Collection entries:
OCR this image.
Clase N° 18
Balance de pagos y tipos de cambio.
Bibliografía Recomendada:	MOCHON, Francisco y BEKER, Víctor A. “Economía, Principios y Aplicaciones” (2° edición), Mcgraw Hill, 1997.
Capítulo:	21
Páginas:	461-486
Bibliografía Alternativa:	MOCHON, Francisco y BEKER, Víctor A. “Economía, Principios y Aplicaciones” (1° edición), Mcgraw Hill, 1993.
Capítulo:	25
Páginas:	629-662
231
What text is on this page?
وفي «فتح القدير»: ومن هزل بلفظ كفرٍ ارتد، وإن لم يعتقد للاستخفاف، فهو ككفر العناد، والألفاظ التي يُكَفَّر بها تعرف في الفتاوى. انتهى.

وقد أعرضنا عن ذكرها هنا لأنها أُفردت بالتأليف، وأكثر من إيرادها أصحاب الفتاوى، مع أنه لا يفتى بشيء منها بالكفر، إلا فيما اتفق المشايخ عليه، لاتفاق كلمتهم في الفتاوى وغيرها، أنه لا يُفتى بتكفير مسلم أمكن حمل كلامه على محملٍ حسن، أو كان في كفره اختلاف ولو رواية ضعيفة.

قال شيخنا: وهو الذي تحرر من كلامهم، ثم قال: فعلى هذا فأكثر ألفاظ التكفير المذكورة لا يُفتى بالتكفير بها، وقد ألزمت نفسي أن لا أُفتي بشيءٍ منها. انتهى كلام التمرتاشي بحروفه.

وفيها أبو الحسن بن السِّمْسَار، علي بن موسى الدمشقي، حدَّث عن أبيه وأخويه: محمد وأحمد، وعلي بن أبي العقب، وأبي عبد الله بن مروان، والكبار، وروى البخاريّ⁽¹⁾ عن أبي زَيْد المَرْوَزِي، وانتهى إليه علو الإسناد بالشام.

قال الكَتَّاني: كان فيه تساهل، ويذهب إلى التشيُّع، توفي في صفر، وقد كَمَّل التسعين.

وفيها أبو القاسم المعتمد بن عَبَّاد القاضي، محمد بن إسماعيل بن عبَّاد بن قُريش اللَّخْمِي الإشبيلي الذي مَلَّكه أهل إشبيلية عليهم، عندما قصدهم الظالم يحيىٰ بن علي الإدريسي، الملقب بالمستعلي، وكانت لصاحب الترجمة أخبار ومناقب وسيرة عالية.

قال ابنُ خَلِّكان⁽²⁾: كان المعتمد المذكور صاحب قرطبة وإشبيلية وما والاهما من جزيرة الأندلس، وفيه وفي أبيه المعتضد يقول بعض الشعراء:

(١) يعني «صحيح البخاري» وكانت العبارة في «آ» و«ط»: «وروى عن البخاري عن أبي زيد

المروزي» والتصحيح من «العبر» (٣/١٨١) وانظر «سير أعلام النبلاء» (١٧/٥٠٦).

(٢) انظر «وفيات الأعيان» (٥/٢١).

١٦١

BRIEF: All of the records must be repeated exactly.

EXERCISE RESPONSE:
OCR this image.
Clase N° 18
Balance de pagos y tipos de cambio.
Bibliografía Recomendada:	MOCHON, Francisco y BEKER, Víctor A. “Economía, Principios y Aplicaciones” (2° edición), Mcgraw Hill, 1997.
Capítulo:	21
Páginas:	461-486
Bibliografía Alternativa:	MOCHON, Francisco y BEKER, Víctor A. “Economía, Principios y Aplicaciones” (1° edición), Mcgraw Hill, 1993.
Capítulo:	25
Páginas:	629-662
231
What text is on this page?
وفي «فتح القدير»: ومن هزل بلفظ كفرٍ ارتد، وإن لم يعتقد للاستخفاف، فهو ككفر العناد، والألفاظ التي يُكَفَّر بها تعرف في الفتاوى. انتهى.

وقد أعرضنا عن ذكرها هنا لأنها أُفردت بالتأليف، وأكثر من إيرادها أصحاب الفتاوى، مع أنه لا يفتى بشيء منها بالكفر، إلا فيما اتفق المشايخ عليه، لاتفاق كلمتهم في الفتاوى وغيرها، أنه لا يُفتى بتكفير مسلم أمكن حمل كلامه على محملٍ حسن، أو كان في كفره اختلاف ولو رواية ضعيفة.

قال شيخنا: وهو الذي تحرر من كلامهم، ثم قال: فعلى هذا فأكثر ألفاظ التكفير المذكورة لا يُفتى بالتكفير بها، وقد ألزمت نفسي أن لا أُفتي بشيءٍ منها. انتهى كلام التمرتاشي بحروفه.

وفيها أبو الحسن بن السِّمْسَار، علي بن موسى الدمشقي، حدَّث عن أبيه وأخويه: محمد وأحمد، وعلي بن أبي العقب، وأبي عبد الله بن مروان، والكبار، وروى البخاريّ⁽¹⁾ عن أبي زَيْد المَرْوَزِي، وانتهى إليه علو الإسناد بالشام.

قال الكَتَّاني: كان فيه تساهل، ويذهب إلى التشيُّع، توفي في صفر، وقد كَمَّل التسعين.

وفيها أبو القاسم المعتمد بن عَبَّاد القاضي، محمد بن إسماعيل بن عبَّاد بن قُريش اللَّخْمِي الإشبيلي الذي مَلَّكه أهل إشبيلية عليهم، عندما قصدهم الظالم يحيىٰ بن علي الإدريسي، الملقب بالمستعلي، وكانت لصاحب الترجمة أخبار ومناقب وسيرة عالية.

قال ابنُ خَلِّكان⁽²⁾: كان المعتمد المذكور صاحب قرطبة وإشبيلية وما والاهما من جزيرة الأندلس، وفيه وفي أبيه المعتضد يقول بعض الشعراء:

(١) يعني «صحيح البخاري» وكانت العبارة في «آ» و«ط»: «وروى عن البخاري عن أبي زيد

المروزي» والتصحيح من «العبر» (٣/١٨١) وانظر «سير أعلام النبلاء» (١٧/٥٠٦).

(٢) انظر «وفيات الأعيان» (٥/٢١).

١٦١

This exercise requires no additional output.